• _MATERIAL_:

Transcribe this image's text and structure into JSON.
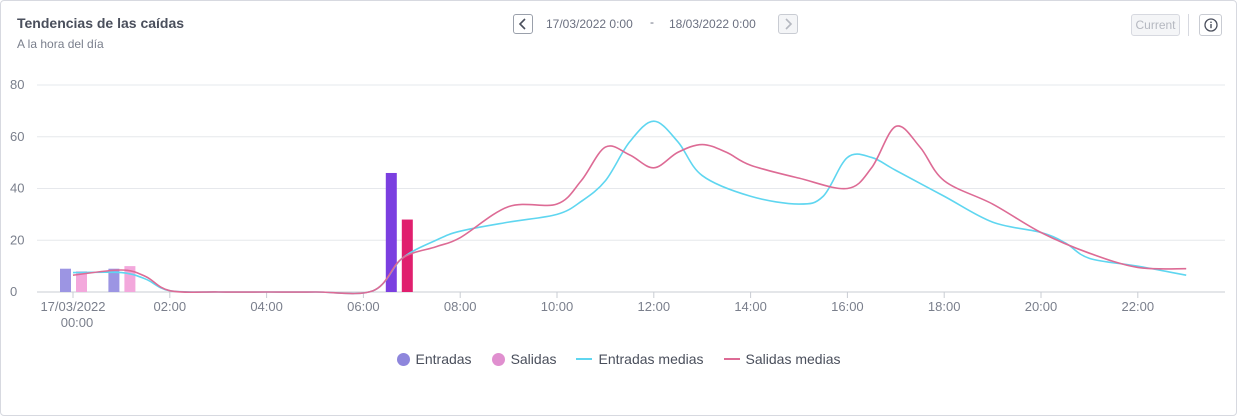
{
  "header": {
    "title": "Tendencias de las caídas",
    "subtitle": "A la hora del día",
    "date_start": "17/03/2022 0:00",
    "date_separator": "-",
    "date_end": "18/03/2022 0:00",
    "current_label": "Current"
  },
  "colors": {
    "entradas": "#9c95e3",
    "entradas_highlight": "#7b3fe0",
    "salidas": "#f3a8dc",
    "salidas_highlight": "#e01f6e",
    "entradas_medias": "#5fd6f0",
    "salidas_medias": "#dd6b95",
    "grid": "#e6e8ec"
  },
  "legend": [
    {
      "key": "entradas",
      "label": "Entradas"
    },
    {
      "key": "salidas",
      "label": "Salidas"
    },
    {
      "key": "entradas_medias",
      "label": "Entradas medias"
    },
    {
      "key": "salidas_medias",
      "label": "Salidas medias"
    }
  ],
  "chart_data": {
    "type": "bar",
    "title": "Tendencias de las caídas",
    "subtitle": "A la hora del día",
    "xlabel": "",
    "ylabel": "",
    "ylim": [
      0,
      80
    ],
    "y_ticks": [
      0,
      20,
      40,
      60,
      80
    ],
    "x_range": [
      0,
      24
    ],
    "x_tick_labels": [
      {
        "h": 0,
        "label": "17/03/2022",
        "label2": "00:00"
      },
      {
        "h": 2,
        "label": "02:00"
      },
      {
        "h": 4,
        "label": "04:00"
      },
      {
        "h": 6,
        "label": "06:00"
      },
      {
        "h": 8,
        "label": "08:00"
      },
      {
        "h": 10,
        "label": "10:00"
      },
      {
        "h": 12,
        "label": "12:00"
      },
      {
        "h": 14,
        "label": "14:00"
      },
      {
        "h": 16,
        "label": "16:00"
      },
      {
        "h": 18,
        "label": "18:00"
      },
      {
        "h": 20,
        "label": "20:00"
      },
      {
        "h": 22,
        "label": "22:00"
      }
    ],
    "grid": true,
    "legend_position": "bottom-center",
    "bars": {
      "hours": [
        0,
        1,
        7
      ],
      "entradas": [
        9,
        9,
        46
      ],
      "salidas": [
        8,
        10,
        28
      ],
      "highlight_hours": [
        7
      ]
    },
    "series": [
      {
        "name": "Entradas medias",
        "type": "line",
        "x": [
          0,
          1,
          1.5,
          2,
          3,
          4,
          5,
          6.2,
          6.8,
          7.5,
          8,
          9,
          10,
          10.5,
          11,
          11.5,
          12,
          12.5,
          13,
          14,
          15,
          15.5,
          16,
          16.5,
          17,
          18,
          19,
          20,
          20.5,
          21,
          22,
          23
        ],
        "values": [
          7.5,
          7.5,
          5,
          0.5,
          0,
          0,
          0,
          0.5,
          13,
          20,
          23.5,
          27,
          30,
          35,
          43,
          58,
          66,
          58,
          45,
          37,
          34,
          37,
          52,
          52,
          47,
          37,
          27,
          23,
          19,
          13,
          10,
          6.5
        ]
      },
      {
        "name": "Salidas medias",
        "type": "line",
        "x": [
          0,
          1,
          1.5,
          2,
          3,
          4,
          5,
          6.2,
          6.8,
          7.5,
          8,
          9,
          10,
          10.5,
          11,
          11.5,
          12,
          12.5,
          13,
          13.5,
          14,
          15,
          16,
          16.5,
          17,
          17.5,
          18,
          19,
          20,
          21,
          22,
          23
        ],
        "values": [
          6.5,
          8.5,
          6,
          0.5,
          0,
          0,
          0,
          0.5,
          13,
          17.5,
          21,
          33,
          34,
          43,
          56,
          53,
          48,
          54,
          57,
          54,
          49,
          44,
          40,
          48,
          64,
          56,
          43,
          34,
          23,
          15,
          9.5,
          9
        ]
      }
    ]
  }
}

• _DESCRIPTION OF THE TASK_:
Pictures stay out; reproduce every line of the records exactly.

• _FULL SOLUTION_:
Transcribe this image's text and structure into JSON.
{
  "header": {
    "title": "Tendencias de las caídas",
    "subtitle": "A la hora del día",
    "date_start": "17/03/2022 0:00",
    "date_separator": "-",
    "date_end": "18/03/2022 0:00",
    "current_label": "Current"
  },
  "colors": {
    "entradas": "#9c95e3",
    "entradas_highlight": "#7b3fe0",
    "salidas": "#f3a8dc",
    "salidas_highlight": "#e01f6e",
    "entradas_medias": "#5fd6f0",
    "salidas_medias": "#dd6b95",
    "grid": "#e6e8ec"
  },
  "legend": [
    {
      "key": "entradas",
      "label": "Entradas"
    },
    {
      "key": "salidas",
      "label": "Salidas"
    },
    {
      "key": "entradas_medias",
      "label": "Entradas medias"
    },
    {
      "key": "salidas_medias",
      "label": "Salidas medias"
    }
  ],
  "chart_data": {
    "type": "bar",
    "title": "Tendencias de las caídas",
    "subtitle": "A la hora del día",
    "xlabel": "",
    "ylabel": "",
    "ylim": [
      0,
      80
    ],
    "y_ticks": [
      0,
      20,
      40,
      60,
      80
    ],
    "x_range": [
      0,
      24
    ],
    "x_tick_labels": [
      {
        "h": 0,
        "label": "17/03/2022",
        "label2": "00:00"
      },
      {
        "h": 2,
        "label": "02:00"
      },
      {
        "h": 4,
        "label": "04:00"
      },
      {
        "h": 6,
        "label": "06:00"
      },
      {
        "h": 8,
        "label": "08:00"
      },
      {
        "h": 10,
        "label": "10:00"
      },
      {
        "h": 12,
        "label": "12:00"
      },
      {
        "h": 14,
        "label": "14:00"
      },
      {
        "h": 16,
        "label": "16:00"
      },
      {
        "h": 18,
        "label": "18:00"
      },
      {
        "h": 20,
        "label": "20:00"
      },
      {
        "h": 22,
        "label": "22:00"
      }
    ],
    "grid": true,
    "legend_position": "bottom-center",
    "bars": {
      "hours": [
        0,
        1,
        7
      ],
      "entradas": [
        9,
        9,
        46
      ],
      "salidas": [
        8,
        10,
        28
      ],
      "highlight_hours": [
        7
      ]
    },
    "series": [
      {
        "name": "Entradas medias",
        "type": "line",
        "x": [
          0,
          1,
          1.5,
          2,
          3,
          4,
          5,
          6.2,
          6.8,
          7.5,
          8,
          9,
          10,
          10.5,
          11,
          11.5,
          12,
          12.5,
          13,
          14,
          15,
          15.5,
          16,
          16.5,
          17,
          18,
          19,
          20,
          20.5,
          21,
          22,
          23
        ],
        "values": [
          7.5,
          7.5,
          5,
          0.5,
          0,
          0,
          0,
          0.5,
          13,
          20,
          23.5,
          27,
          30,
          35,
          43,
          58,
          66,
          58,
          45,
          37,
          34,
          37,
          52,
          52,
          47,
          37,
          27,
          23,
          19,
          13,
          10,
          6.5
        ]
      },
      {
        "name": "Salidas medias",
        "type": "line",
        "x": [
          0,
          1,
          1.5,
          2,
          3,
          4,
          5,
          6.2,
          6.8,
          7.5,
          8,
          9,
          10,
          10.5,
          11,
          11.5,
          12,
          12.5,
          13,
          13.5,
          14,
          15,
          16,
          16.5,
          17,
          17.5,
          18,
          19,
          20,
          21,
          22,
          23
        ],
        "values": [
          6.5,
          8.5,
          6,
          0.5,
          0,
          0,
          0,
          0.5,
          13,
          17.5,
          21,
          33,
          34,
          43,
          56,
          53,
          48,
          54,
          57,
          54,
          49,
          44,
          40,
          48,
          64,
          56,
          43,
          34,
          23,
          15,
          9.5,
          9
        ]
      }
    ]
  }
}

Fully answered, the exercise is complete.